» **Given problem**
Repeat the listing in full. Nothing may be added or left out.

* BEGIN Input material *

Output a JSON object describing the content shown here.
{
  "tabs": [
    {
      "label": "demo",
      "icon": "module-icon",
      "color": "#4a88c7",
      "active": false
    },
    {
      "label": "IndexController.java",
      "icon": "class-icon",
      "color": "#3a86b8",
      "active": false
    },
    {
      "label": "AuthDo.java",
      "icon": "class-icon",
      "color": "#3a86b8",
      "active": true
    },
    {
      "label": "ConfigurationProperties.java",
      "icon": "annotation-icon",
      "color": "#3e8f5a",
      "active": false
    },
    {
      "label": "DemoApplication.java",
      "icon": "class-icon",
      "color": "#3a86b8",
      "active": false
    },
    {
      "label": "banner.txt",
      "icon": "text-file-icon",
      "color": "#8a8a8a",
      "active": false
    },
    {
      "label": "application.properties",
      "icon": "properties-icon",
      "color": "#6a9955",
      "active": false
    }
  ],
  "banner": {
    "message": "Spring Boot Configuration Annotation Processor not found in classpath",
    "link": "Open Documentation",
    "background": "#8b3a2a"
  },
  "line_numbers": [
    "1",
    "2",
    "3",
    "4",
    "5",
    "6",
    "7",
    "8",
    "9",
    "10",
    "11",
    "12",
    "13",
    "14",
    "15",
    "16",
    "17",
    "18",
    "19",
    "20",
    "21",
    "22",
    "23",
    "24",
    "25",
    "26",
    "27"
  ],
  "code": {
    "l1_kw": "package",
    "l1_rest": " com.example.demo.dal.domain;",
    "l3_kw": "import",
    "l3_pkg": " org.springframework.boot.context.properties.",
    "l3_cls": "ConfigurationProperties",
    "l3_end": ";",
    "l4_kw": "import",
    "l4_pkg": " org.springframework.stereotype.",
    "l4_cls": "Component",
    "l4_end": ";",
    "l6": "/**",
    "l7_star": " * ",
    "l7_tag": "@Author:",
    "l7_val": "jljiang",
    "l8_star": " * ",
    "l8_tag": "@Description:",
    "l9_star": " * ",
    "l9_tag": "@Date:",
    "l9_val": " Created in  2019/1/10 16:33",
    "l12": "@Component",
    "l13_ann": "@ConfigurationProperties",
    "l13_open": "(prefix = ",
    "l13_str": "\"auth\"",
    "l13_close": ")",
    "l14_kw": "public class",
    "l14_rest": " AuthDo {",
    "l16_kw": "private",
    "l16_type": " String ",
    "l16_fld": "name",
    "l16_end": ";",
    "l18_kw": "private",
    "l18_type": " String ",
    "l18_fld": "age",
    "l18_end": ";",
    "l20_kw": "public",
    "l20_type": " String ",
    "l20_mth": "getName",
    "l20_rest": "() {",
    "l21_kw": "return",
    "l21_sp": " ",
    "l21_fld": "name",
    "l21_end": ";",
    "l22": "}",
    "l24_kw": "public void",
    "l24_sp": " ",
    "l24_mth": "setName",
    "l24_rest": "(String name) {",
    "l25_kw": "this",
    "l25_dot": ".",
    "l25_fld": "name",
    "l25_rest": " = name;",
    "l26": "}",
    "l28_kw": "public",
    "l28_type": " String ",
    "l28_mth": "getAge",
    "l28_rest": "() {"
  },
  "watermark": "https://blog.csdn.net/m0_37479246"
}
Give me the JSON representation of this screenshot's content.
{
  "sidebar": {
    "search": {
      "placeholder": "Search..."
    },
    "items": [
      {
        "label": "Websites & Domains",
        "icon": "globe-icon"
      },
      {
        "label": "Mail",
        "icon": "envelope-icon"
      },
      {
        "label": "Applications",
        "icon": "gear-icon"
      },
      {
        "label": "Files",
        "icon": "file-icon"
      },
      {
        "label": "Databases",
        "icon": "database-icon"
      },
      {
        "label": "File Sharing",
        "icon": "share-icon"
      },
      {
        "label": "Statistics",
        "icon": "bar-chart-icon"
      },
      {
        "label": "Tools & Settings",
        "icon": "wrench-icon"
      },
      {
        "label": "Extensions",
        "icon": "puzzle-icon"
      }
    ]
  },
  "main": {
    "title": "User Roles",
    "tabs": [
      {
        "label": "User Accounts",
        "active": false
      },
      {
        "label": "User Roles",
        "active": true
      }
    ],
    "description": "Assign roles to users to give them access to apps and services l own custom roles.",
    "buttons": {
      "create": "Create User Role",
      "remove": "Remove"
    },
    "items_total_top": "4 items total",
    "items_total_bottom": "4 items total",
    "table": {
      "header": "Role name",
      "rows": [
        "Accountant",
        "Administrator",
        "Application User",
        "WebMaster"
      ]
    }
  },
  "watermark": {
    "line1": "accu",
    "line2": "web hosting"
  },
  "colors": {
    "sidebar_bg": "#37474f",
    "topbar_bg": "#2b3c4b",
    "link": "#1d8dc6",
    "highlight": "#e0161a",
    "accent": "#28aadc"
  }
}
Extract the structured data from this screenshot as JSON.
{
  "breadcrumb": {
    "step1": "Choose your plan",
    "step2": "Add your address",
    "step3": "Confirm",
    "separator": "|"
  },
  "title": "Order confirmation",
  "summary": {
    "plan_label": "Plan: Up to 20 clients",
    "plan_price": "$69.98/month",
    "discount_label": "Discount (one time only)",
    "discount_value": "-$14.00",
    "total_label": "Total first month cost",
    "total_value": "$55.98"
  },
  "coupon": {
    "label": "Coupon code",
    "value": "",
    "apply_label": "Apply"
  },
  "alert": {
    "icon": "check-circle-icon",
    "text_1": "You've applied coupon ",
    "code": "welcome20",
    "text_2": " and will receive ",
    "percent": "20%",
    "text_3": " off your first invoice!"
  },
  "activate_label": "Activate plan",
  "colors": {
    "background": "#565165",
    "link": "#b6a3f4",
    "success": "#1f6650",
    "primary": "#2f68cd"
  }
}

* END Input material *

» **Worked answer**
Output a JSON object describing the content shown here.
{
  "tabs": [
    {
      "label": "demo",
      "icon": "module-icon",
      "color": "#4a88c7",
      "active": false
    },
    {
      "label": "IndexController.java",
      "icon": "class-icon",
      "color": "#3a86b8",
      "active": false
    },
    {
      "label": "AuthDo.java",
      "icon": "class-icon",
      "color": "#3a86b8",
      "active": true
    },
    {
      "label": "ConfigurationProperties.java",
      "icon": "annotation-icon",
      "color": "#3e8f5a",
      "active": false
    },
    {
      "label": "DemoApplication.java",
      "icon": "class-icon",
      "color": "#3a86b8",
      "active": false
    },
    {
      "label": "banner.txt",
      "icon": "text-file-icon",
      "color": "#8a8a8a",
      "active": false
    },
    {
      "label": "application.properties",
      "icon": "properties-icon",
      "color": "#6a9955",
      "active": false
    }
  ],
  "banner": {
    "message": "Spring Boot Configuration Annotation Processor not found in classpath",
    "link": "Open Documentation",
    "background": "#8b3a2a"
  },
  "line_numbers": [
    "1",
    "2",
    "3",
    "4",
    "5",
    "6",
    "7",
    "8",
    "9",
    "10",
    "11",
    "12",
    "13",
    "14",
    "15",
    "16",
    "17",
    "18",
    "19",
    "20",
    "21",
    "22",
    "23",
    "24",
    "25",
    "26",
    "27"
  ],
  "code": {
    "l1_kw": "package",
    "l1_rest": " com.example.demo.dal.domain;",
    "l3_kw": "import",
    "l3_pkg": " org.springframework.boot.context.properties.",
    "l3_cls": "ConfigurationProperties",
    "l3_end": ";",
    "l4_kw": "import",
    "l4_pkg": " org.springframework.stereotype.",
    "l4_cls": "Component",
    "l4_end": ";",
    "l6": "/**",
    "l7_star": " * ",
    "l7_tag": "@Author:",
    "l7_val": "jljiang",
    "l8_star": " * ",
    "l8_tag": "@Description:",
    "l9_star": " * ",
    "l9_tag": "@Date:",
    "l9_val": " Created in  2019/1/10 16:33",
    "l12": "@Component",
    "l13_ann": "@ConfigurationProperties",
    "l13_open": "(prefix = ",
    "l13_str": "\"auth\"",
    "l13_close": ")",
    "l14_kw": "public class",
    "l14_rest": " AuthDo {",
    "l16_kw": "private",
    "l16_type": " String ",
    "l16_fld": "name",
    "l16_end": ";",
    "l18_kw": "private",
    "l18_type": " String ",
    "l18_fld": "age",
    "l18_end": ";",
    "l20_kw": "public",
    "l20_type": " String ",
    "l20_mth": "getName",
    "l20_rest": "() {",
    "l21_kw": "return",
    "l21_sp": " ",
    "l21_fld": "name",
    "l21_end": ";",
    "l22": "}",
    "l24_kw": "public void",
    "l24_sp": " ",
    "l24_mth": "setName",
    "l24_rest": "(String name) {",
    "l25_kw": "this",
    "l25_dot": ".",
    "l25_fld": "name",
    "l25_rest": " = name;",
    "l26": "}",
    "l28_kw": "public",
    "l28_type": " String ",
    "l28_mth": "getAge",
    "l28_rest": "() {"
  },
  "watermark": "https://blog.csdn.net/m0_37479246"
}
Give me the JSON representation of this screenshot's content.
{
  "sidebar": {
    "search": {
      "placeholder": "Search..."
    },
    "items": [
      {
        "label": "Websites & Domains",
        "icon": "globe-icon"
      },
      {
        "label": "Mail",
        "icon": "envelope-icon"
      },
      {
        "label": "Applications",
        "icon": "gear-icon"
      },
      {
        "label": "Files",
        "icon": "file-icon"
      },
      {
        "label": "Databases",
        "icon": "database-icon"
      },
      {
        "label": "File Sharing",
        "icon": "share-icon"
      },
      {
        "label": "Statistics",
        "icon": "bar-chart-icon"
      },
      {
        "label": "Tools & Settings",
        "icon": "wrench-icon"
      },
      {
        "label": "Extensions",
        "icon": "puzzle-icon"
      }
    ]
  },
  "main": {
    "title": "User Roles",
    "tabs": [
      {
        "label": "User Accounts",
        "active": false
      },
      {
        "label": "User Roles",
        "active": true
      }
    ],
    "description": "Assign roles to users to give them access to apps and services l own custom roles.",
    "buttons": {
      "create": "Create User Role",
      "remove": "Remove"
    },
    "items_total_top": "4 items total",
    "items_total_bottom": "4 items total",
    "table": {
      "header": "Role name",
      "rows": [
        "Accountant",
        "Administrator",
        "Application User",
        "WebMaster"
      ]
    }
  },
  "watermark": {
    "line1": "accu",
    "line2": "web hosting"
  },
  "colors": {
    "sidebar_bg": "#37474f",
    "topbar_bg": "#2b3c4b",
    "link": "#1d8dc6",
    "highlight": "#e0161a",
    "accent": "#28aadc"
  }
}
Extract the structured data from this screenshot as JSON.
{
  "breadcrumb": {
    "step1": "Choose your plan",
    "step2": "Add your address",
    "step3": "Confirm",
    "separator": "|"
  },
  "title": "Order confirmation",
  "summary": {
    "plan_label": "Plan: Up to 20 clients",
    "plan_price": "$69.98/month",
    "discount_label": "Discount (one time only)",
    "discount_value": "-$14.00",
    "total_label": "Total first month cost",
    "total_value": "$55.98"
  },
  "coupon": {
    "label": "Coupon code",
    "value": "",
    "apply_label": "Apply"
  },
  "alert": {
    "icon": "check-circle-icon",
    "text_1": "You've applied coupon ",
    "code": "welcome20",
    "text_2": " and will receive ",
    "percent": "20%",
    "text_3": " off your first invoice!"
  },
  "activate_label": "Activate plan",
  "colors": {
    "background": "#565165",
    "link": "#b6a3f4",
    "success": "#1f6650",
    "primary": "#2f68cd"
  }
}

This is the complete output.